• Extracted data entries
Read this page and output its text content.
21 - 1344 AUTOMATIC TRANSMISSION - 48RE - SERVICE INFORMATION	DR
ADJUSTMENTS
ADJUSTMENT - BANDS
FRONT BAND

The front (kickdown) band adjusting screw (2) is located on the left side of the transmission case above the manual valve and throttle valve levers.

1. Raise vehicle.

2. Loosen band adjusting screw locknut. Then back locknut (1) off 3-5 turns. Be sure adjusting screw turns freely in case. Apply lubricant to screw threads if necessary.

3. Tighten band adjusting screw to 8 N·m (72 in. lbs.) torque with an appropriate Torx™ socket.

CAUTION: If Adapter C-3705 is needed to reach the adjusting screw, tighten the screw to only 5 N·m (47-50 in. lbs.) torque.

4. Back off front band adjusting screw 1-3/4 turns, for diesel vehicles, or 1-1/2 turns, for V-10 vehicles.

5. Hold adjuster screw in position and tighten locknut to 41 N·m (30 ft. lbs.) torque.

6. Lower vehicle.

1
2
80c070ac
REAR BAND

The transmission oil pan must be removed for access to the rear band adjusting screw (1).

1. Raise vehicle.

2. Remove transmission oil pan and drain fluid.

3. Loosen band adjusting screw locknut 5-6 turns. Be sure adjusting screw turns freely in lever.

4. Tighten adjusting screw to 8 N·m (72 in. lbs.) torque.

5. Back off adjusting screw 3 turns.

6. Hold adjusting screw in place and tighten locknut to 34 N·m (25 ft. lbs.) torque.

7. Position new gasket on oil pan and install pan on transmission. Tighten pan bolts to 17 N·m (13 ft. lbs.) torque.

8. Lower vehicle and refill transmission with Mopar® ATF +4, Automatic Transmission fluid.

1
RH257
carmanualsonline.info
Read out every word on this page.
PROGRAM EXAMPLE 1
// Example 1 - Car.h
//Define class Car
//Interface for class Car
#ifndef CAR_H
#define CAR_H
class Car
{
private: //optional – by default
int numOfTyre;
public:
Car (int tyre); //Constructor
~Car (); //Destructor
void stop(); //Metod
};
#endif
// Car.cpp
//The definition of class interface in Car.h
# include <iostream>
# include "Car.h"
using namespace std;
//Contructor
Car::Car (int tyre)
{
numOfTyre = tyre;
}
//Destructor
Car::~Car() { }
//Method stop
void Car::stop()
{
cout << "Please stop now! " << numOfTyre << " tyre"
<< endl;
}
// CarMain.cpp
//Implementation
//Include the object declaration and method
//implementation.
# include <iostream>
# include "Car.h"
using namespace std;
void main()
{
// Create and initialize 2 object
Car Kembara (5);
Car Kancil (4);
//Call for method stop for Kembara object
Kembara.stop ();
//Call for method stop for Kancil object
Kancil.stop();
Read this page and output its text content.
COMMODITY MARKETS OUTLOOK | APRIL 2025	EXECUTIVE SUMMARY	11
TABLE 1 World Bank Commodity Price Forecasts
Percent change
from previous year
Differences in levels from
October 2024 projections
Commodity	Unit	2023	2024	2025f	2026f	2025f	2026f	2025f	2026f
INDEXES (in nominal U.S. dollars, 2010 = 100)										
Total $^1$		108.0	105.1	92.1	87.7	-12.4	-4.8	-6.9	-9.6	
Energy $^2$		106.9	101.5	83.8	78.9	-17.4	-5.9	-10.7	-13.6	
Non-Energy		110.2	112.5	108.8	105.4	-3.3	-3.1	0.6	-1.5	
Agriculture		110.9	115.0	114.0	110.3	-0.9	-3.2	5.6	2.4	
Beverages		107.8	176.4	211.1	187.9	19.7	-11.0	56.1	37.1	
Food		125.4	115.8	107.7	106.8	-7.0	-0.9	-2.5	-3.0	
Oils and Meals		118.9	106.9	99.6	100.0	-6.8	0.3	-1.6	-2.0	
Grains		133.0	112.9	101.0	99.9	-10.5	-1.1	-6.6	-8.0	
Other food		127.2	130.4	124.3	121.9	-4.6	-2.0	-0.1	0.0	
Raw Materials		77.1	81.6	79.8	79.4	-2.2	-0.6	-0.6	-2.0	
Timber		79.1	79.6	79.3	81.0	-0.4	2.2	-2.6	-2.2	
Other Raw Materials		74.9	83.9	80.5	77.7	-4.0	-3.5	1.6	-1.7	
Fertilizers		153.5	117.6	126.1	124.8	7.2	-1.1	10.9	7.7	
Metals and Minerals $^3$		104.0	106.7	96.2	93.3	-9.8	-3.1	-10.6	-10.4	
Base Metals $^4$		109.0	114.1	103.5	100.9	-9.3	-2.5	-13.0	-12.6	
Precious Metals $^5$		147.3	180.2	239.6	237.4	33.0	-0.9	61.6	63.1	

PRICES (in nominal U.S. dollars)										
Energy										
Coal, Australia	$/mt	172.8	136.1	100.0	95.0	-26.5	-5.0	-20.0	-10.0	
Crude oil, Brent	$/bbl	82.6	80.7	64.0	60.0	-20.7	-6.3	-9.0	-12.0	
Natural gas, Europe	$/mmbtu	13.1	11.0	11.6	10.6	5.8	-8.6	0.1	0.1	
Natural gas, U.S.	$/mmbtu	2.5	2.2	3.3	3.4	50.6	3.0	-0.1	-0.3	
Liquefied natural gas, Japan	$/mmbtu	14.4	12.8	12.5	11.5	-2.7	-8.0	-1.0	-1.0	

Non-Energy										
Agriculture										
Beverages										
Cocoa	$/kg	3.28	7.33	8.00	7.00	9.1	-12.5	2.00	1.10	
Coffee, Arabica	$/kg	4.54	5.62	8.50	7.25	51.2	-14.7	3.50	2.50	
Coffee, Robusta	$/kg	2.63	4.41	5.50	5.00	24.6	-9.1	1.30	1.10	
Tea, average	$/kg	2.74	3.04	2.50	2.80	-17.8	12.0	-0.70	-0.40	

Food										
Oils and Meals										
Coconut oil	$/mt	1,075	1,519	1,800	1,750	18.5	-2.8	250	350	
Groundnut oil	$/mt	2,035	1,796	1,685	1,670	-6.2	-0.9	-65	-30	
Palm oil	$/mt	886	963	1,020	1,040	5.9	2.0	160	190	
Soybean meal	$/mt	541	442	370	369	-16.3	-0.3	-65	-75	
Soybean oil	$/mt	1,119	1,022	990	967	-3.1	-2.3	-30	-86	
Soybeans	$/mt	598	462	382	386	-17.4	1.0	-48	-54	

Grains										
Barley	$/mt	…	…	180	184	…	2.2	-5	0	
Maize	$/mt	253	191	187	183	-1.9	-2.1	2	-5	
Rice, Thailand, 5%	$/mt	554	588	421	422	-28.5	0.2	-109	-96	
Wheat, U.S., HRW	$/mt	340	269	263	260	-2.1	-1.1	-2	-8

• YOUR GOAL
Retype the listing exactly, in full.

• TASK RESPONSE
Read this page and output its text content.
21 - 1344 AUTOMATIC TRANSMISSION - 48RE - SERVICE INFORMATION	DR
ADJUSTMENTS
ADJUSTMENT - BANDS
FRONT BAND

The front (kickdown) band adjusting screw (2) is located on the left side of the transmission case above the manual valve and throttle valve levers.

1. Raise vehicle.

2. Loosen band adjusting screw locknut. Then back locknut (1) off 3-5 turns. Be sure adjusting screw turns freely in case. Apply lubricant to screw threads if necessary.

3. Tighten band adjusting screw to 8 N·m (72 in. lbs.) torque with an appropriate Torx™ socket.

CAUTION: If Adapter C-3705 is needed to reach the adjusting screw, tighten the screw to only 5 N·m (47-50 in. lbs.) torque.

4. Back off front band adjusting screw 1-3/4 turns, for diesel vehicles, or 1-1/2 turns, for V-10 vehicles.

5. Hold adjuster screw in position and tighten locknut to 41 N·m (30 ft. lbs.) torque.

6. Lower vehicle.

1
2
80c070ac
REAR BAND

The transmission oil pan must be removed for access to the rear band adjusting screw (1).

1. Raise vehicle.

2. Remove transmission oil pan and drain fluid.

3. Loosen band adjusting screw locknut 5-6 turns. Be sure adjusting screw turns freely in lever.

4. Tighten adjusting screw to 8 N·m (72 in. lbs.) torque.

5. Back off adjusting screw 3 turns.

6. Hold adjusting screw in place and tighten locknut to 34 N·m (25 ft. lbs.) torque.

7. Position new gasket on oil pan and install pan on transmission. Tighten pan bolts to 17 N·m (13 ft. lbs.) torque.

8. Lower vehicle and refill transmission with Mopar® ATF +4, Automatic Transmission fluid.

1
RH257
carmanualsonline.info
Read out every word on this page.
PROGRAM EXAMPLE 1
// Example 1 - Car.h
//Define class Car
//Interface for class Car
#ifndef CAR_H
#define CAR_H
class Car
{
private: //optional – by default
int numOfTyre;
public:
Car (int tyre); //Constructor
~Car (); //Destructor
void stop(); //Metod
};
#endif
// Car.cpp
//The definition of class interface in Car.h
# include <iostream>
# include "Car.h"
using namespace std;
//Contructor
Car::Car (int tyre)
{
numOfTyre = tyre;
}
//Destructor
Car::~Car() { }
//Method stop
void Car::stop()
{
cout << "Please stop now! " << numOfTyre << " tyre"
<< endl;
}
// CarMain.cpp
//Implementation
//Include the object declaration and method
//implementation.
# include <iostream>
# include "Car.h"
using namespace std;
void main()
{
// Create and initialize 2 object
Car Kembara (5);
Car Kancil (4);
//Call for method stop for Kembara object
Kembara.stop ();
//Call for method stop for Kancil object
Kancil.stop();
Read this page and output its text content.
COMMODITY MARKETS OUTLOOK | APRIL 2025	EXECUTIVE SUMMARY	11
TABLE 1 World Bank Commodity Price Forecasts
Percent change
from previous year
Differences in levels from
October 2024 projections
Commodity	Unit	2023	2024	2025f	2026f	2025f	2026f	2025f	2026f
INDEXES (in nominal U.S. dollars, 2010 = 100)										
Total $^1$		108.0	105.1	92.1	87.7	-12.4	-4.8	-6.9	-9.6	
Energy $^2$		106.9	101.5	83.8	78.9	-17.4	-5.9	-10.7	-13.6	
Non-Energy		110.2	112.5	108.8	105.4	-3.3	-3.1	0.6	-1.5	
Agriculture		110.9	115.0	114.0	110.3	-0.9	-3.2	5.6	2.4	
Beverages		107.8	176.4	211.1	187.9	19.7	-11.0	56.1	37.1	
Food		125.4	115.8	107.7	106.8	-7.0	-0.9	-2.5	-3.0	
Oils and Meals		118.9	106.9	99.6	100.0	-6.8	0.3	-1.6	-2.0	
Grains		133.0	112.9	101.0	99.9	-10.5	-1.1	-6.6	-8.0	
Other food		127.2	130.4	124.3	121.9	-4.6	-2.0	-0.1	0.0	
Raw Materials		77.1	81.6	79.8	79.4	-2.2	-0.6	-0.6	-2.0	
Timber		79.1	79.6	79.3	81.0	-0.4	2.2	-2.6	-2.2	
Other Raw Materials		74.9	83.9	80.5	77.7	-4.0	-3.5	1.6	-1.7	
Fertilizers		153.5	117.6	126.1	124.8	7.2	-1.1	10.9	7.7	
Metals and Minerals $^3$		104.0	106.7	96.2	93.3	-9.8	-3.1	-10.6	-10.4	
Base Metals $^4$		109.0	114.1	103.5	100.9	-9.3	-2.5	-13.0	-12.6	
Precious Metals $^5$		147.3	180.2	239.6	237.4	33.0	-0.9	61.6	63.1	

PRICES (in nominal U.S. dollars)										
Energy										
Coal, Australia	$/mt	172.8	136.1	100.0	95.0	-26.5	-5.0	-20.0	-10.0	
Crude oil, Brent	$/bbl	82.6	80.7	64.0	60.0	-20.7	-6.3	-9.0	-12.0	
Natural gas, Europe	$/mmbtu	13.1	11.0	11.6	10.6	5.8	-8.6	0.1	0.1	
Natural gas, U.S.	$/mmbtu	2.5	2.2	3.3	3.4	50.6	3.0	-0.1	-0.3	
Liquefied natural gas, Japan	$/mmbtu	14.4	12.8	12.5	11.5	-2.7	-8.0	-1.0	-1.0	

Non-Energy										
Agriculture										
Beverages										
Cocoa	$/kg	3.28	7.33	8.00	7.00	9.1	-12.5	2.00	1.10	
Coffee, Arabica	$/kg	4.54	5.62	8.50	7.25	51.2	-14.7	3.50	2.50	
Coffee, Robusta	$/kg	2.63	4.41	5.50	5.00	24.6	-9.1	1.30	1.10	
Tea, average	$/kg	2.74	3.04	2.50	2.80	-17.8	12.0	-0.70	-0.40	

Food										
Oils and Meals										
Coconut oil	$/mt	1,075	1,519	1,800	1,750	18.5	-2.8	250	350	
Groundnut oil	$/mt	2,035	1,796	1,685	1,670	-6.2	-0.9	-65	-30	
Palm oil	$/mt	886	963	1,020	1,040	5.9	2.0	160	190	
Soybean meal	$/mt	541	442	370	369	-16.3	-0.3	-65	-75	
Soybean oil	$/mt	1,119	1,022	990	967	-3.1	-2.3	-30	-86	
Soybeans	$/mt	598	462	382	386	-17.4	1.0	-48	-54	

Grains										
Barley	$/mt	…	…	180	184	…	2.2	-5	0	
Maize	$/mt	253	191	187	183	-1.9	-2.1	2	-5	
Rice, Thailand, 5%	$/mt	554	588	421	422	-28.5	0.2	-109	-96	
Wheat, U.S., HRW	$/mt	340	269	263	260	-2.1	-1.1	-2	-8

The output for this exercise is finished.